__EXERCISE__
Skip the images and copy each record exactly as written.

__DATA SHOWN__
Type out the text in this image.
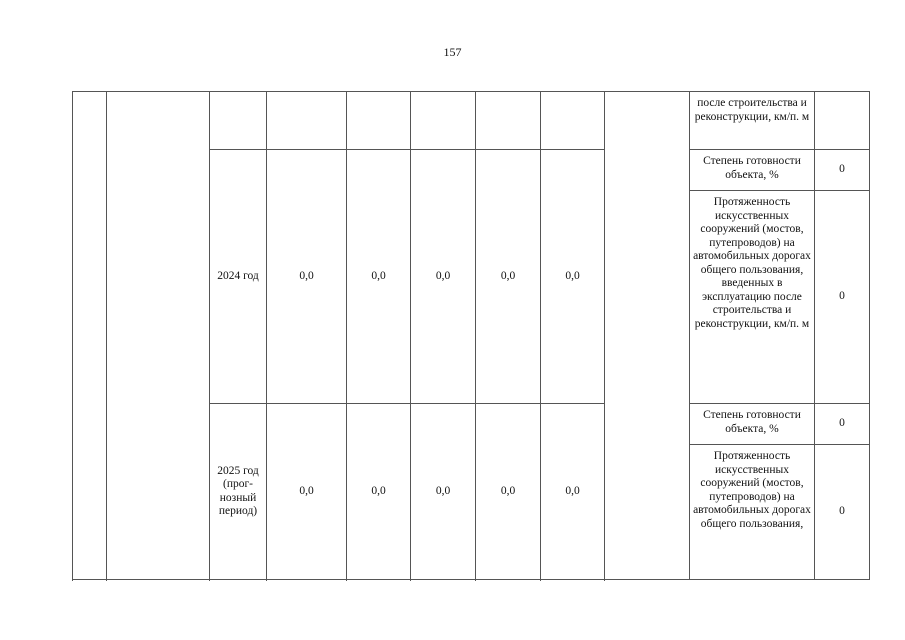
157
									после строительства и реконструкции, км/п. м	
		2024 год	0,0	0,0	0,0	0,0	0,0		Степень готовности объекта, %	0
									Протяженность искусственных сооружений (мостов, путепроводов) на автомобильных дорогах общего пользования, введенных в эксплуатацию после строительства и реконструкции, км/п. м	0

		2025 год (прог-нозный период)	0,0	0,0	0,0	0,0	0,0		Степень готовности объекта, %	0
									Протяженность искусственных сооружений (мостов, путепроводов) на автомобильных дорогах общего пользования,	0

__COMPLETE ANSWER__
Type out the text in this image.
157
									после строительства и реконструкции, км/п. м	
		2024 год	0,0	0,0	0,0	0,0	0,0		Степень готовности объекта, %	0
									Протяженность искусственных сооружений (мостов, путепроводов) на автомобильных дорогах общего пользования, введенных в эксплуатацию после строительства и реконструкции, км/п. м	0

		2025 год (прог-нозный период)	0,0	0,0	0,0	0,0	0,0		Степень готовности объекта, %	0
									Протяженность искусственных сооружений (мостов, путепроводов) на автомобильных дорогах общего пользования,	0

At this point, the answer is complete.